======== Raw data

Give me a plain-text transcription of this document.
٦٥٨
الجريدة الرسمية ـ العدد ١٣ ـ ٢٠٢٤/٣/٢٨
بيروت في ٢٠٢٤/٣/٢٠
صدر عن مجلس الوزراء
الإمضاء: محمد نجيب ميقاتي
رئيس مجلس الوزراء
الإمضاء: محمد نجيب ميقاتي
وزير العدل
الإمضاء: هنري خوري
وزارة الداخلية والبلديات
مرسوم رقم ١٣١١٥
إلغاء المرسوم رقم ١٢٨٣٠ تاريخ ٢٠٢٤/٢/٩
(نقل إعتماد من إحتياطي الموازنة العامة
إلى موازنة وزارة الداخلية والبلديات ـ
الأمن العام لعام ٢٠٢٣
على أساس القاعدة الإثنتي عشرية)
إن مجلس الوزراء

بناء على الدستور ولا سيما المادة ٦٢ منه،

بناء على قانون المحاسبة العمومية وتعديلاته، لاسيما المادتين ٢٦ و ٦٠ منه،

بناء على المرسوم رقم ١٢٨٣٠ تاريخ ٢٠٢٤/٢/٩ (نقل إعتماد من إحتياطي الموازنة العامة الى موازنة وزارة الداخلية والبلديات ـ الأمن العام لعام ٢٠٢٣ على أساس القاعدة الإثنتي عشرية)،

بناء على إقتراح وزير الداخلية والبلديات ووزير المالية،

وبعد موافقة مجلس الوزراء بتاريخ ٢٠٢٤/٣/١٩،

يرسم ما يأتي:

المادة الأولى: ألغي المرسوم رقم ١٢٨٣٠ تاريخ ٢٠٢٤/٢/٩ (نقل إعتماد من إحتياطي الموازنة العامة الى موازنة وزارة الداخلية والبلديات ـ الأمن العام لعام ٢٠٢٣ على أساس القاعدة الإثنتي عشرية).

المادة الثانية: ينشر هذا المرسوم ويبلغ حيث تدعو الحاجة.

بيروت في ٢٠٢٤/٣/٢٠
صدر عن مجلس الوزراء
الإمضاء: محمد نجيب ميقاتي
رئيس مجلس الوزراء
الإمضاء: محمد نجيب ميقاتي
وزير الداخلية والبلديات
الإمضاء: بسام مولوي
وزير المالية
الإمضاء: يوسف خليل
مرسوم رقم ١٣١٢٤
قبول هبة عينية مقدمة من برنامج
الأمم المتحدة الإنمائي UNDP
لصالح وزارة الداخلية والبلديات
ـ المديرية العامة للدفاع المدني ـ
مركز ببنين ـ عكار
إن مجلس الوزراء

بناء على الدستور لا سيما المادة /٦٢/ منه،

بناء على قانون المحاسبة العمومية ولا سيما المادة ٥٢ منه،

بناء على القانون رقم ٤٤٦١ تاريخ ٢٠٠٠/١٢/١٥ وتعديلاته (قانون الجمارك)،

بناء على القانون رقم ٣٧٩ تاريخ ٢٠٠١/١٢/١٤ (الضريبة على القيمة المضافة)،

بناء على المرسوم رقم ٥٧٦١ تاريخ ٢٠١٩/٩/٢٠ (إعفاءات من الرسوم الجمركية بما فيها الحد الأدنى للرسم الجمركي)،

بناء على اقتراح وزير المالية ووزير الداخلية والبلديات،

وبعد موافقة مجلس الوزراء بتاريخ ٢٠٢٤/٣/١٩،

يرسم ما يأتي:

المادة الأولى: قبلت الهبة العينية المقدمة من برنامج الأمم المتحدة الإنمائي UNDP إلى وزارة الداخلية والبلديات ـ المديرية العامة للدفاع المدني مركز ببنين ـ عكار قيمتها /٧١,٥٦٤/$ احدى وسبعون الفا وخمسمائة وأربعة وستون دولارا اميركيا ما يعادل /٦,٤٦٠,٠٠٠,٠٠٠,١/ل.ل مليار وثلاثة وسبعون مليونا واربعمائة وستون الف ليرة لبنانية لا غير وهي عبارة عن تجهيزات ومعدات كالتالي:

================

▸ Work instructions: All of the material above needs to be retyped word for word.

▸ Finished answer:
Give me a plain-text transcription of this document.
٦٥٨
الجريدة الرسمية ـ العدد ١٣ ـ ٢٠٢٤/٣/٢٨
بيروت في ٢٠٢٤/٣/٢٠
صدر عن مجلس الوزراء
الإمضاء: محمد نجيب ميقاتي
رئيس مجلس الوزراء
الإمضاء: محمد نجيب ميقاتي
وزير العدل
الإمضاء: هنري خوري
وزارة الداخلية والبلديات
مرسوم رقم ١٣١١٥
إلغاء المرسوم رقم ١٢٨٣٠ تاريخ ٢٠٢٤/٢/٩
(نقل إعتماد من إحتياطي الموازنة العامة
إلى موازنة وزارة الداخلية والبلديات ـ
الأمن العام لعام ٢٠٢٣
على أساس القاعدة الإثنتي عشرية)
إن مجلس الوزراء

بناء على الدستور ولا سيما المادة ٦٢ منه،

بناء على قانون المحاسبة العمومية وتعديلاته، لاسيما المادتين ٢٦ و ٦٠ منه،

بناء على المرسوم رقم ١٢٨٣٠ تاريخ ٢٠٢٤/٢/٩ (نقل إعتماد من إحتياطي الموازنة العامة الى موازنة وزارة الداخلية والبلديات ـ الأمن العام لعام ٢٠٢٣ على أساس القاعدة الإثنتي عشرية)،

بناء على إقتراح وزير الداخلية والبلديات ووزير المالية،

وبعد موافقة مجلس الوزراء بتاريخ ٢٠٢٤/٣/١٩،

يرسم ما يأتي:

المادة الأولى: ألغي المرسوم رقم ١٢٨٣٠ تاريخ ٢٠٢٤/٢/٩ (نقل إعتماد من إحتياطي الموازنة العامة الى موازنة وزارة الداخلية والبلديات ـ الأمن العام لعام ٢٠٢٣ على أساس القاعدة الإثنتي عشرية).

المادة الثانية: ينشر هذا المرسوم ويبلغ حيث تدعو الحاجة.

بيروت في ٢٠٢٤/٣/٢٠
صدر عن مجلس الوزراء
الإمضاء: محمد نجيب ميقاتي
رئيس مجلس الوزراء
الإمضاء: محمد نجيب ميقاتي
وزير الداخلية والبلديات
الإمضاء: بسام مولوي
وزير المالية
الإمضاء: يوسف خليل
مرسوم رقم ١٣١٢٤
قبول هبة عينية مقدمة من برنامج
الأمم المتحدة الإنمائي UNDP
لصالح وزارة الداخلية والبلديات
ـ المديرية العامة للدفاع المدني ـ
مركز ببنين ـ عكار
إن مجلس الوزراء

بناء على الدستور لا سيما المادة /٦٢/ منه،

بناء على قانون المحاسبة العمومية ولا سيما المادة ٥٢ منه،

بناء على القانون رقم ٤٤٦١ تاريخ ٢٠٠٠/١٢/١٥ وتعديلاته (قانون الجمارك)،

بناء على القانون رقم ٣٧٩ تاريخ ٢٠٠١/١٢/١٤ (الضريبة على القيمة المضافة)،

بناء على المرسوم رقم ٥٧٦١ تاريخ ٢٠١٩/٩/٢٠ (إعفاءات من الرسوم الجمركية بما فيها الحد الأدنى للرسم الجمركي)،

بناء على اقتراح وزير المالية ووزير الداخلية والبلديات،

وبعد موافقة مجلس الوزراء بتاريخ ٢٠٢٤/٣/١٩،

يرسم ما يأتي:

المادة الأولى: قبلت الهبة العينية المقدمة من برنامج الأمم المتحدة الإنمائي UNDP إلى وزارة الداخلية والبلديات ـ المديرية العامة للدفاع المدني مركز ببنين ـ عكار قيمتها /٧١,٥٦٤/$ احدى وسبعون الفا وخمسمائة وأربعة وستون دولارا اميركيا ما يعادل /٦,٤٦٠,٠٠٠,٠٠٠,١/ل.ل مليار وثلاثة وسبعون مليونا واربعمائة وستون الف ليرة لبنانية لا غير وهي عبارة عن تجهيزات ومعدات كالتالي:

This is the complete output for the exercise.